----- INFORMATION SUPPLIED
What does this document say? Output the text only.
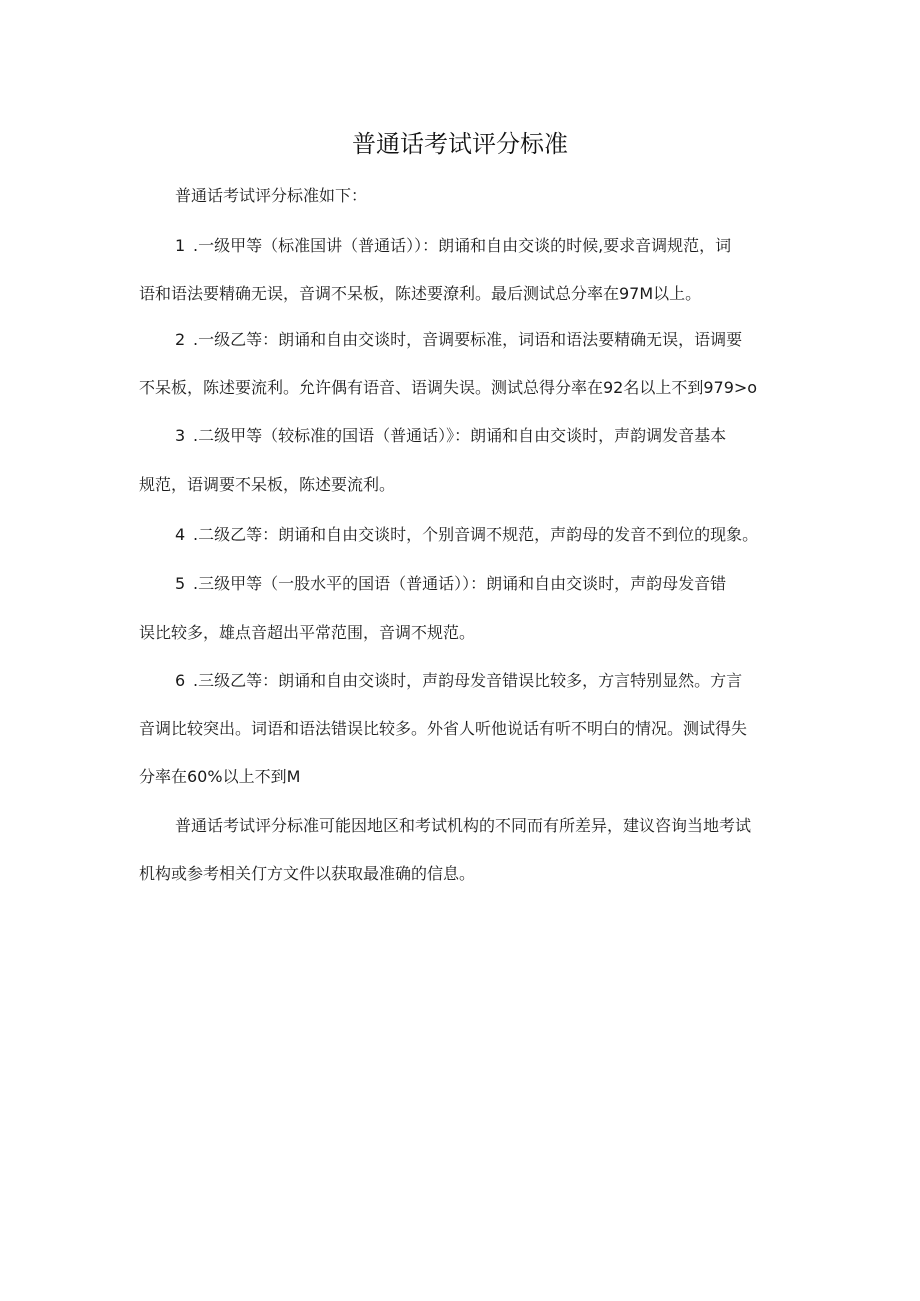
普通话考试评分标准
普通话考试评分标准如下：
1 .一级甲等（标准国讲（普通话））：朗诵和自由交谈的时候,要求音调规范，词
语和语法要精确无误，音调不呆板，陈述要潦利。最后测试总分率在97M以上。
2 .一级乙等：朗诵和自由交谈时，音调要标准，词语和语法要精确无误，语调要
不呆板，陈述要流利。允许偶有语音、语调失误。测试总得分率在92名以上不到979>o
3 .二级甲等（较标准的国语（普通话）》：朗诵和自由交谈时，声韵调发音基本
规范，语调要不呆板，陈述要流利。
4 .二级乙等：朗诵和自由交谈时，个别音调不规范，声韵母的发音不到位的现象。
5 .三级甲等（一股水平的国语（普通话））：朗诵和自由交谈时，声韵母发音错
误比较多，雄点音超出平常范围，音调不规范。
6 .三级乙等：朗诵和自由交谈时，声韵母发音错误比较多，方言特别显然。方言
音调比较突出。词语和语法错误比较多。外省人听他说话有听不明白的情况。测试得失
分率在60%以上不到M
普通话考试评分标准可能因地区和考试机构的不同而有所差异，建议咨询当地考试
机构或参考相关仃方文件以获取最准确的信息。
----------
- WRITTEN PROBLEM:
Print each entry shown above with exact wording and no pictures.

- CORRECT OUTPUT:
What does this document say? Output the text only.
普通话考试评分标准
普通话考试评分标准如下：
1 .一级甲等（标准国讲（普通话））：朗诵和自由交谈的时候,要求音调规范，词
语和语法要精确无误，音调不呆板，陈述要潦利。最后测试总分率在97M以上。
2 .一级乙等：朗诵和自由交谈时，音调要标准，词语和语法要精确无误，语调要
不呆板，陈述要流利。允许偶有语音、语调失误。测试总得分率在92名以上不到979>o
3 .二级甲等（较标准的国语（普通话）》：朗诵和自由交谈时，声韵调发音基本
规范，语调要不呆板，陈述要流利。
4 .二级乙等：朗诵和自由交谈时，个别音调不规范，声韵母的发音不到位的现象。
5 .三级甲等（一股水平的国语（普通话））：朗诵和自由交谈时，声韵母发音错
误比较多，雄点音超出平常范围，音调不规范。
6 .三级乙等：朗诵和自由交谈时，声韵母发音错误比较多，方言特别显然。方言
音调比较突出。词语和语法错误比较多。外省人听他说话有听不明白的情况。测试得失
分率在60%以上不到M
普通话考试评分标准可能因地区和考试机构的不同而有所差异，建议咨询当地考试
机构或参考相关仃方文件以获取最准确的信息。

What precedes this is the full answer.